::: Extracted records
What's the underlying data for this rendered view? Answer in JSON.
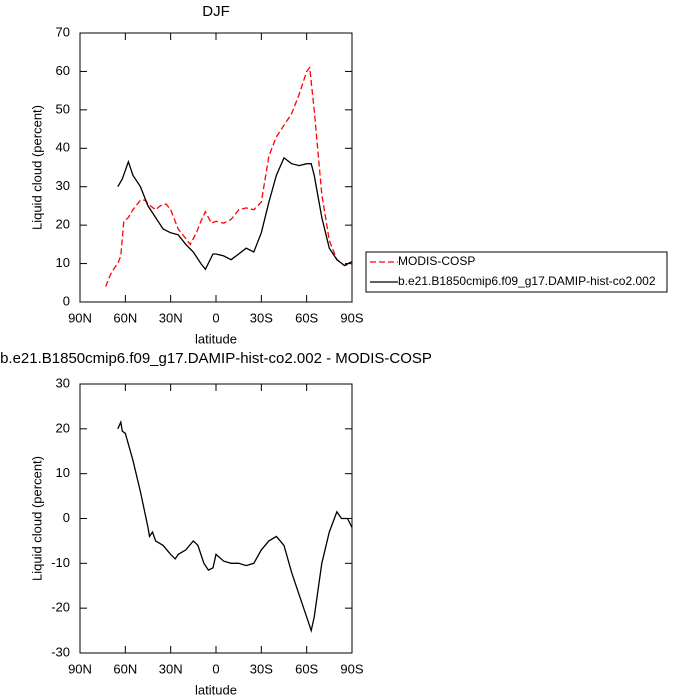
{
  "chart_data": [
    {
      "type": "line",
      "title": "DJF",
      "xlabel": "latitude",
      "ylabel": "Liquid cloud (percent)",
      "xlim": [
        90,
        -90
      ],
      "xticks": [
        {
          "value": 90,
          "label": "90N"
        },
        {
          "value": 60,
          "label": "60N"
        },
        {
          "value": 30,
          "label": "30N"
        },
        0,
        {
          "value": -30,
          "label": "30S"
        },
        {
          "value": -60,
          "label": "60S"
        },
        {
          "value": -90,
          "label": "90S"
        }
      ],
      "ylim": [
        0,
        70
      ],
      "yticks": [
        0,
        10,
        20,
        30,
        40,
        50,
        60,
        70
      ],
      "legend": "right",
      "series": [
        {
          "name": "MODIS-COSP",
          "color": "#ff0000",
          "dashed": true,
          "x": [
            73,
            70,
            67,
            65,
            63,
            61,
            58,
            55,
            50,
            47,
            45,
            40,
            37,
            33,
            30,
            25,
            20,
            17,
            13,
            10,
            7,
            5,
            3,
            0,
            -5,
            -10,
            -15,
            -20,
            -25,
            -30,
            -35,
            -40,
            -45,
            -50,
            -55,
            -60,
            -62,
            -65,
            -70,
            -75,
            -80,
            -85,
            -90
          ],
          "values": [
            4,
            7,
            9,
            10,
            12,
            21,
            22,
            24,
            26.5,
            26.5,
            25.5,
            24,
            25,
            25.5,
            24,
            19,
            16.5,
            15,
            18,
            21,
            23.5,
            22,
            20.5,
            21,
            20.5,
            21.5,
            24,
            24.5,
            24,
            26,
            38,
            43,
            46,
            49,
            54,
            60,
            61,
            50,
            28,
            16,
            11,
            9.5,
            10
          ]
        },
        {
          "name": "b.e21.B1850cmip6.f09_g17.DAMIP-hist-co2.002",
          "color": "#000000",
          "dashed": false,
          "x": [
            65,
            62,
            58,
            55,
            50,
            45,
            40,
            35,
            30,
            25,
            20,
            15,
            10,
            7,
            2,
            0,
            -5,
            -10,
            -15,
            -20,
            -25,
            -30,
            -35,
            -40,
            -45,
            -50,
            -55,
            -60,
            -63,
            -65,
            -70,
            -75,
            -80,
            -85,
            -90
          ],
          "values": [
            30,
            32,
            36.5,
            33,
            30,
            25,
            22,
            19,
            18,
            17.5,
            15,
            13,
            10,
            8.5,
            12.5,
            12.5,
            12,
            11,
            12.5,
            14,
            13,
            18,
            26,
            33,
            37.5,
            36,
            35.5,
            36,
            36,
            33,
            22,
            14,
            11,
            9.5,
            10.5
          ]
        }
      ]
    },
    {
      "type": "line",
      "title": "b.e21.B1850cmip6.f09_g17.DAMIP-hist-co2.002 - MODIS-COSP",
      "xlabel": "latitude",
      "ylabel": "Liquid cloud (percent)",
      "xlim": [
        90,
        -90
      ],
      "xticks": [
        {
          "value": 90,
          "label": "90N"
        },
        {
          "value": 60,
          "label": "60N"
        },
        {
          "value": 30,
          "label": "30N"
        },
        0,
        {
          "value": -30,
          "label": "30S"
        },
        {
          "value": -60,
          "label": "60S"
        },
        {
          "value": -90,
          "label": "90S"
        }
      ],
      "ylim": [
        -30,
        30
      ],
      "yticks": [
        -30,
        -20,
        -10,
        0,
        10,
        20,
        30
      ],
      "series": [
        {
          "color": "#000000",
          "dashed": false,
          "x": [
            65,
            63,
            62,
            60,
            55,
            50,
            45,
            44,
            42,
            40,
            35,
            30,
            27,
            25,
            20,
            15,
            12,
            8,
            5,
            2,
            0,
            -5,
            -10,
            -15,
            -20,
            -25,
            -30,
            -35,
            -40,
            -45,
            -50,
            -55,
            -60,
            -63,
            -65,
            -70,
            -75,
            -80,
            -83,
            -87,
            -90
          ],
          "values": [
            20,
            21.5,
            19.5,
            19,
            13,
            6,
            -2,
            -4,
            -3,
            -5,
            -6,
            -8,
            -9,
            -8,
            -7,
            -5,
            -6,
            -10,
            -11.5,
            -11,
            -8,
            -9.5,
            -10,
            -10,
            -10.5,
            -10,
            -7,
            -5,
            -4,
            -6,
            -12,
            -17,
            -22,
            -25,
            -22,
            -10,
            -3,
            1.5,
            0,
            0,
            -2
          ]
        }
      ]
    }
  ]
}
::::::
#### Task to carry out
What is needed is an exact reproduction of the data, pictures excluded.

#### Result for this task
What's the underlying data for this rendered view? Answer in JSON.
{
  "chart_data": [
    {
      "type": "line",
      "title": "DJF",
      "xlabel": "latitude",
      "ylabel": "Liquid cloud (percent)",
      "xlim": [
        90,
        -90
      ],
      "xticks": [
        {
          "value": 90,
          "label": "90N"
        },
        {
          "value": 60,
          "label": "60N"
        },
        {
          "value": 30,
          "label": "30N"
        },
        0,
        {
          "value": -30,
          "label": "30S"
        },
        {
          "value": -60,
          "label": "60S"
        },
        {
          "value": -90,
          "label": "90S"
        }
      ],
      "ylim": [
        0,
        70
      ],
      "yticks": [
        0,
        10,
        20,
        30,
        40,
        50,
        60,
        70
      ],
      "legend": "right",
      "series": [
        {
          "name": "MODIS-COSP",
          "color": "#ff0000",
          "dashed": true,
          "x": [
            73,
            70,
            67,
            65,
            63,
            61,
            58,
            55,
            50,
            47,
            45,
            40,
            37,
            33,
            30,
            25,
            20,
            17,
            13,
            10,
            7,
            5,
            3,
            0,
            -5,
            -10,
            -15,
            -20,
            -25,
            -30,
            -35,
            -40,
            -45,
            -50,
            -55,
            -60,
            -62,
            -65,
            -70,
            -75,
            -80,
            -85,
            -90
          ],
          "values": [
            4,
            7,
            9,
            10,
            12,
            21,
            22,
            24,
            26.5,
            26.5,
            25.5,
            24,
            25,
            25.5,
            24,
            19,
            16.5,
            15,
            18,
            21,
            23.5,
            22,
            20.5,
            21,
            20.5,
            21.5,
            24,
            24.5,
            24,
            26,
            38,
            43,
            46,
            49,
            54,
            60,
            61,
            50,
            28,
            16,
            11,
            9.5,
            10
          ]
        },
        {
          "name": "b.e21.B1850cmip6.f09_g17.DAMIP-hist-co2.002",
          "color": "#000000",
          "dashed": false,
          "x": [
            65,
            62,
            58,
            55,
            50,
            45,
            40,
            35,
            30,
            25,
            20,
            15,
            10,
            7,
            2,
            0,
            -5,
            -10,
            -15,
            -20,
            -25,
            -30,
            -35,
            -40,
            -45,
            -50,
            -55,
            -60,
            -63,
            -65,
            -70,
            -75,
            -80,
            -85,
            -90
          ],
          "values": [
            30,
            32,
            36.5,
            33,
            30,
            25,
            22,
            19,
            18,
            17.5,
            15,
            13,
            10,
            8.5,
            12.5,
            12.5,
            12,
            11,
            12.5,
            14,
            13,
            18,
            26,
            33,
            37.5,
            36,
            35.5,
            36,
            36,
            33,
            22,
            14,
            11,
            9.5,
            10.5
          ]
        }
      ]
    },
    {
      "type": "line",
      "title": "b.e21.B1850cmip6.f09_g17.DAMIP-hist-co2.002 - MODIS-COSP",
      "xlabel": "latitude",
      "ylabel": "Liquid cloud (percent)",
      "xlim": [
        90,
        -90
      ],
      "xticks": [
        {
          "value": 90,
          "label": "90N"
        },
        {
          "value": 60,
          "label": "60N"
        },
        {
          "value": 30,
          "label": "30N"
        },
        0,
        {
          "value": -30,
          "label": "30S"
        },
        {
          "value": -60,
          "label": "60S"
        },
        {
          "value": -90,
          "label": "90S"
        }
      ],
      "ylim": [
        -30,
        30
      ],
      "yticks": [
        -30,
        -20,
        -10,
        0,
        10,
        20,
        30
      ],
      "series": [
        {
          "color": "#000000",
          "dashed": false,
          "x": [
            65,
            63,
            62,
            60,
            55,
            50,
            45,
            44,
            42,
            40,
            35,
            30,
            27,
            25,
            20,
            15,
            12,
            8,
            5,
            2,
            0,
            -5,
            -10,
            -15,
            -20,
            -25,
            -30,
            -35,
            -40,
            -45,
            -50,
            -55,
            -60,
            -63,
            -65,
            -70,
            -75,
            -80,
            -83,
            -87,
            -90
          ],
          "values": [
            20,
            21.5,
            19.5,
            19,
            13,
            6,
            -2,
            -4,
            -3,
            -5,
            -6,
            -8,
            -9,
            -8,
            -7,
            -5,
            -6,
            -10,
            -11.5,
            -11,
            -8,
            -9.5,
            -10,
            -10,
            -10.5,
            -10,
            -7,
            -5,
            -4,
            -6,
            -12,
            -17,
            -22,
            -25,
            -22,
            -10,
            -3,
            1.5,
            0,
            0,
            -2
          ]
        }
      ]
    }
  ]
}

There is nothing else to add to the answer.